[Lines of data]

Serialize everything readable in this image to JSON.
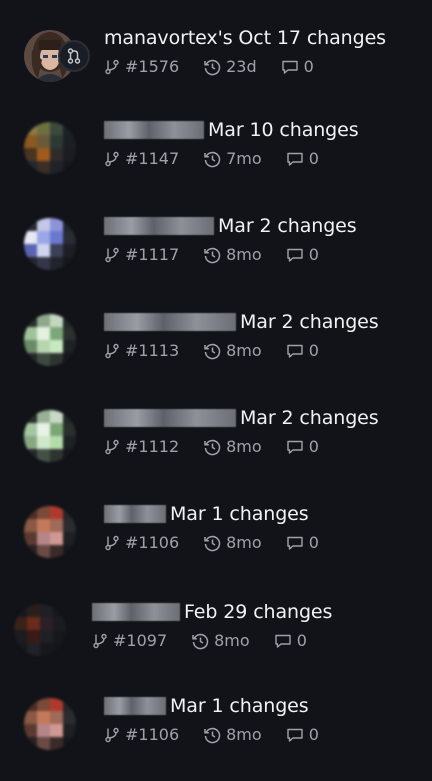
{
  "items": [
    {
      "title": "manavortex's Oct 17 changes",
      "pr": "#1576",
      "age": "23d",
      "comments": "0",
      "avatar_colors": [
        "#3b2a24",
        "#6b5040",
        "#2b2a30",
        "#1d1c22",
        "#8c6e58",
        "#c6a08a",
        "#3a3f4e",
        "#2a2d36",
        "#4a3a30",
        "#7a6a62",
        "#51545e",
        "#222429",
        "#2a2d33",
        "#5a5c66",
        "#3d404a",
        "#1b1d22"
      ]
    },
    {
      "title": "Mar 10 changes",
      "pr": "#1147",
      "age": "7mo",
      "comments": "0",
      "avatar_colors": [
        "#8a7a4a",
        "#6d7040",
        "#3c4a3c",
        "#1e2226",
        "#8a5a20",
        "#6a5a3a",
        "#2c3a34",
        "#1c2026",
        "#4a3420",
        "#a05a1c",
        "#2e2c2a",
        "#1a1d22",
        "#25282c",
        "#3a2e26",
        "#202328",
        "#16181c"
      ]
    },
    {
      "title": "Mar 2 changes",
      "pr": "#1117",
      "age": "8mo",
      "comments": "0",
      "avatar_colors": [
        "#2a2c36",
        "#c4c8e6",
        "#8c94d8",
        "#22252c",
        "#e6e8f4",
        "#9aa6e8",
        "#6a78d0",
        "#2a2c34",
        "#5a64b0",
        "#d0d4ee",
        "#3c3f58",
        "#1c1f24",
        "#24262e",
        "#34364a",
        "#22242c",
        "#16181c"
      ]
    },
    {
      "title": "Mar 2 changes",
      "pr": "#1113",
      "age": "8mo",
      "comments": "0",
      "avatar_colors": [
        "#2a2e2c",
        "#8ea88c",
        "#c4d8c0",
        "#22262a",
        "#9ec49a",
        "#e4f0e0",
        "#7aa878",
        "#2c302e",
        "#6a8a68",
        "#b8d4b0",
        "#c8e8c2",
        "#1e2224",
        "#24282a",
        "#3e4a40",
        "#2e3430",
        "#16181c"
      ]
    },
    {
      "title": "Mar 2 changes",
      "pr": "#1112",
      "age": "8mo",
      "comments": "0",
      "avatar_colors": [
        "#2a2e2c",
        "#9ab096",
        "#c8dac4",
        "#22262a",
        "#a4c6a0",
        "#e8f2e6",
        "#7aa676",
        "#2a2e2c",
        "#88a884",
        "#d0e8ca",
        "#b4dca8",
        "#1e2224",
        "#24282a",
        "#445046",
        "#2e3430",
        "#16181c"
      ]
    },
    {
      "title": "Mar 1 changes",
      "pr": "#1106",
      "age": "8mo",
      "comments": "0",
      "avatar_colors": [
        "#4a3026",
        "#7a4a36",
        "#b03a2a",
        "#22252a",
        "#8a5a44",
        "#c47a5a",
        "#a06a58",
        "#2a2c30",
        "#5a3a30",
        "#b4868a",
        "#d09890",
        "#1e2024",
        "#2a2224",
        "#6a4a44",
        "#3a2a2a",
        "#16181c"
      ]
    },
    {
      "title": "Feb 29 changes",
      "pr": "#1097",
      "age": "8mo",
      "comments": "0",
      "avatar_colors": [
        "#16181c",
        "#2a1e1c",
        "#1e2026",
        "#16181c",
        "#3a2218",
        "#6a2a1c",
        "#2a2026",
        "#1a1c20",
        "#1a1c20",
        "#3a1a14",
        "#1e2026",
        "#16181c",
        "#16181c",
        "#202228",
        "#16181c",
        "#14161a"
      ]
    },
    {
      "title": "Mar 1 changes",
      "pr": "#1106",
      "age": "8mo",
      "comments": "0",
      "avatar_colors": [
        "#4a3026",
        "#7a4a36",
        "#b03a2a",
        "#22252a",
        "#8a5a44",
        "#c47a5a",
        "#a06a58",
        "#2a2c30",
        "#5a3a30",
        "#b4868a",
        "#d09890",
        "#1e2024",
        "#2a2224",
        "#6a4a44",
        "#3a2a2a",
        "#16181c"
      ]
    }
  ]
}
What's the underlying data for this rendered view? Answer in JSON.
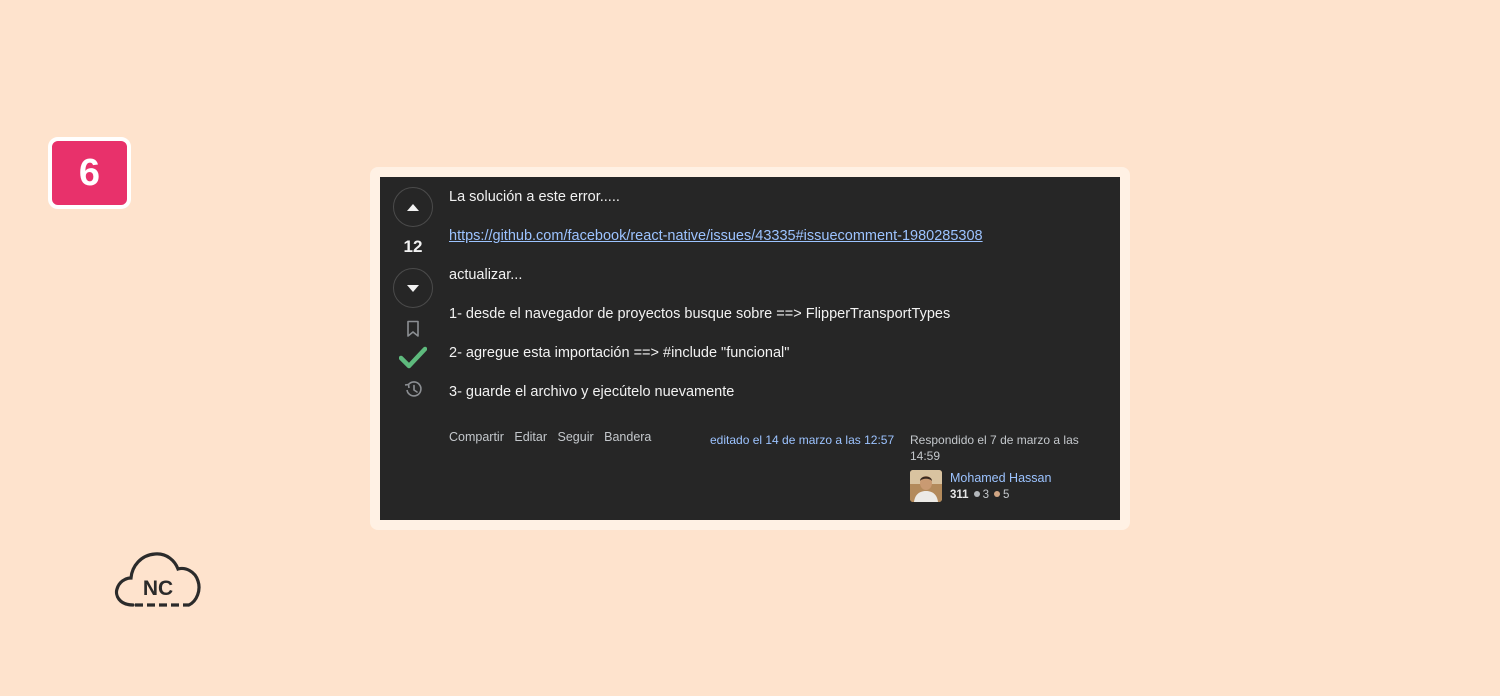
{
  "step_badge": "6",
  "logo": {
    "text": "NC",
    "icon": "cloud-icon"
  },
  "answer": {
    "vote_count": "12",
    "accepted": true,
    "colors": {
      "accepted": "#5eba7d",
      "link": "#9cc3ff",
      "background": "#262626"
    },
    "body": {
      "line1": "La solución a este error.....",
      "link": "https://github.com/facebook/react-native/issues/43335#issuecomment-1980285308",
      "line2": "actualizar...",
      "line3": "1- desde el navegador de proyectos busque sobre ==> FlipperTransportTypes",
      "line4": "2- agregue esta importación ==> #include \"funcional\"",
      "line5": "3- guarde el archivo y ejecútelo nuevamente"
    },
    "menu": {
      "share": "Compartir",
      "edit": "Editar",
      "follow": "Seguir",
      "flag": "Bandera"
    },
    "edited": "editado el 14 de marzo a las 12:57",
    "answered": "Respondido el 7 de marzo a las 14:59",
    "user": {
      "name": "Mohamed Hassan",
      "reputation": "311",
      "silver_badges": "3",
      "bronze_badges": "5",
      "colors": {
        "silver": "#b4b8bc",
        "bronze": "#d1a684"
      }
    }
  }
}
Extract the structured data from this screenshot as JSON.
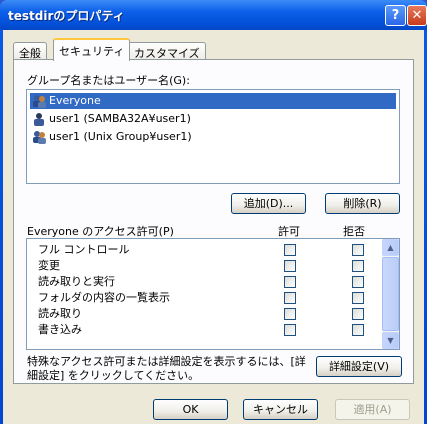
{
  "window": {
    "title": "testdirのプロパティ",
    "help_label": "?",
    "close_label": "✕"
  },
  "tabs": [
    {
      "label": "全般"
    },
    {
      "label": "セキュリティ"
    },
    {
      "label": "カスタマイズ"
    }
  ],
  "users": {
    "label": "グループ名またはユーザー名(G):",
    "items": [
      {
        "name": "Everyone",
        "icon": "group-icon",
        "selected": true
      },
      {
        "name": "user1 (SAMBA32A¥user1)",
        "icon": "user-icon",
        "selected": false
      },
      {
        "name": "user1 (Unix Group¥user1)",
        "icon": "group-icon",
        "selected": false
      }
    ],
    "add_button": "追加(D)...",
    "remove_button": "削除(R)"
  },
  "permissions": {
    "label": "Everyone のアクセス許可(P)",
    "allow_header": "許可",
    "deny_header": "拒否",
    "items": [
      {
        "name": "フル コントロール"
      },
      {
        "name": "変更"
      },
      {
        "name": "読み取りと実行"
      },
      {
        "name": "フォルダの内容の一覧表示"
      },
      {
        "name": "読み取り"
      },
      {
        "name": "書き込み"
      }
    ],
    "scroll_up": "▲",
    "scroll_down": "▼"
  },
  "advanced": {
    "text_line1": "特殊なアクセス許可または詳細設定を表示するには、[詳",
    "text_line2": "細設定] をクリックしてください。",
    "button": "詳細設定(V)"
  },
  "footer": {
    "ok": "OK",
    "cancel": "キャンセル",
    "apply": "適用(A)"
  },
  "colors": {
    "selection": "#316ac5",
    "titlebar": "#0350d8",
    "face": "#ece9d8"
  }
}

### To be done
Restate the whole of the material word for word without the pictures.

### Task response
Serialize everything readable in this image to JSON.
{
  "items": [
    {
      "title": "manavortex's Oct 17 changes",
      "pr": "#1576",
      "age": "23d",
      "comments": "0",
      "avatar_colors": [
        "#3b2a24",
        "#6b5040",
        "#2b2a30",
        "#1d1c22",
        "#8c6e58",
        "#c6a08a",
        "#3a3f4e",
        "#2a2d36",
        "#4a3a30",
        "#7a6a62",
        "#51545e",
        "#222429",
        "#2a2d33",
        "#5a5c66",
        "#3d404a",
        "#1b1d22"
      ]
    },
    {
      "title": "Mar 10 changes",
      "pr": "#1147",
      "age": "7mo",
      "comments": "0",
      "avatar_colors": [
        "#8a7a4a",
        "#6d7040",
        "#3c4a3c",
        "#1e2226",
        "#8a5a20",
        "#6a5a3a",
        "#2c3a34",
        "#1c2026",
        "#4a3420",
        "#a05a1c",
        "#2e2c2a",
        "#1a1d22",
        "#25282c",
        "#3a2e26",
        "#202328",
        "#16181c"
      ]
    },
    {
      "title": "Mar 2 changes",
      "pr": "#1117",
      "age": "8mo",
      "comments": "0",
      "avatar_colors": [
        "#2a2c36",
        "#c4c8e6",
        "#8c94d8",
        "#22252c",
        "#e6e8f4",
        "#9aa6e8",
        "#6a78d0",
        "#2a2c34",
        "#5a64b0",
        "#d0d4ee",
        "#3c3f58",
        "#1c1f24",
        "#24262e",
        "#34364a",
        "#22242c",
        "#16181c"
      ]
    },
    {
      "title": "Mar 2 changes",
      "pr": "#1113",
      "age": "8mo",
      "comments": "0",
      "avatar_colors": [
        "#2a2e2c",
        "#8ea88c",
        "#c4d8c0",
        "#22262a",
        "#9ec49a",
        "#e4f0e0",
        "#7aa878",
        "#2c302e",
        "#6a8a68",
        "#b8d4b0",
        "#c8e8c2",
        "#1e2224",
        "#24282a",
        "#3e4a40",
        "#2e3430",
        "#16181c"
      ]
    },
    {
      "title": "Mar 2 changes",
      "pr": "#1112",
      "age": "8mo",
      "comments": "0",
      "avatar_colors": [
        "#2a2e2c",
        "#9ab096",
        "#c8dac4",
        "#22262a",
        "#a4c6a0",
        "#e8f2e6",
        "#7aa676",
        "#2a2e2c",
        "#88a884",
        "#d0e8ca",
        "#b4dca8",
        "#1e2224",
        "#24282a",
        "#445046",
        "#2e3430",
        "#16181c"
      ]
    },
    {
      "title": "Mar 1 changes",
      "pr": "#1106",
      "age": "8mo",
      "comments": "0",
      "avatar_colors": [
        "#4a3026",
        "#7a4a36",
        "#b03a2a",
        "#22252a",
        "#8a5a44",
        "#c47a5a",
        "#a06a58",
        "#2a2c30",
        "#5a3a30",
        "#b4868a",
        "#d09890",
        "#1e2024",
        "#2a2224",
        "#6a4a44",
        "#3a2a2a",
        "#16181c"
      ]
    },
    {
      "title": "Feb 29 changes",
      "pr": "#1097",
      "age": "8mo",
      "comments": "0",
      "avatar_colors": [
        "#16181c",
        "#2a1e1c",
        "#1e2026",
        "#16181c",
        "#3a2218",
        "#6a2a1c",
        "#2a2026",
        "#1a1c20",
        "#1a1c20",
        "#3a1a14",
        "#1e2026",
        "#16181c",
        "#16181c",
        "#202228",
        "#16181c",
        "#14161a"
      ]
    },
    {
      "title": "Mar 1 changes",
      "pr": "#1106",
      "age": "8mo",
      "comments": "0",
      "avatar_colors": [
        "#4a3026",
        "#7a4a36",
        "#b03a2a",
        "#22252a",
        "#8a5a44",
        "#c47a5a",
        "#a06a58",
        "#2a2c30",
        "#5a3a30",
        "#b4868a",
        "#d09890",
        "#1e2024",
        "#2a2224",
        "#6a4a44",
        "#3a2a2a",
        "#16181c"
      ]
    }
  ]
}
What's the underlying data for this rendered view? Answer in JSON.
{
  "step_badge": "6",
  "logo": {
    "text": "NC",
    "icon": "cloud-icon"
  },
  "answer": {
    "vote_count": "12",
    "accepted": true,
    "colors": {
      "accepted": "#5eba7d",
      "link": "#9cc3ff",
      "background": "#262626"
    },
    "body": {
      "line1": "La solución a este error.....",
      "link": "https://github.com/facebook/react-native/issues/43335#issuecomment-1980285308",
      "line2": "actualizar...",
      "line3": "1- desde el navegador de proyectos busque sobre ==> FlipperTransportTypes",
      "line4": "2- agregue esta importación ==> #include \"funcional\"",
      "line5": "3- guarde el archivo y ejecútelo nuevamente"
    },
    "menu": {
      "share": "Compartir",
      "edit": "Editar",
      "follow": "Seguir",
      "flag": "Bandera"
    },
    "edited": "editado el 14 de marzo a las 12:57",
    "answered": "Respondido el 7 de marzo a las 14:59",
    "user": {
      "name": "Mohamed Hassan",
      "reputation": "311",
      "silver_badges": "3",
      "bronze_badges": "5",
      "colors": {
        "silver": "#b4b8bc",
        "bronze": "#d1a684"
      }
    }
  }
}
Extract the structured data from this screenshot as JSON.
{
  "window": {
    "title": "testdirのプロパティ",
    "help_label": "?",
    "close_label": "✕"
  },
  "tabs": [
    {
      "label": "全般"
    },
    {
      "label": "セキュリティ"
    },
    {
      "label": "カスタマイズ"
    }
  ],
  "users": {
    "label": "グループ名またはユーザー名(G):",
    "items": [
      {
        "name": "Everyone",
        "icon": "group-icon",
        "selected": true
      },
      {
        "name": "user1 (SAMBA32A¥user1)",
        "icon": "user-icon",
        "selected": false
      },
      {
        "name": "user1 (Unix Group¥user1)",
        "icon": "group-icon",
        "selected": false
      }
    ],
    "add_button": "追加(D)...",
    "remove_button": "削除(R)"
  },
  "permissions": {
    "label": "Everyone のアクセス許可(P)",
    "allow_header": "許可",
    "deny_header": "拒否",
    "items": [
      {
        "name": "フル コントロール"
      },
      {
        "name": "変更"
      },
      {
        "name": "読み取りと実行"
      },
      {
        "name": "フォルダの内容の一覧表示"
      },
      {
        "name": "読み取り"
      },
      {
        "name": "書き込み"
      }
    ],
    "scroll_up": "▲",
    "scroll_down": "▼"
  },
  "advanced": {
    "text_line1": "特殊なアクセス許可または詳細設定を表示するには、[詳",
    "text_line2": "細設定] をクリックしてください。",
    "button": "詳細設定(V)"
  },
  "footer": {
    "ok": "OK",
    "cancel": "キャンセル",
    "apply": "適用(A)"
  },
  "colors": {
    "selection": "#316ac5",
    "titlebar": "#0350d8",
    "face": "#ece9d8"
  }
}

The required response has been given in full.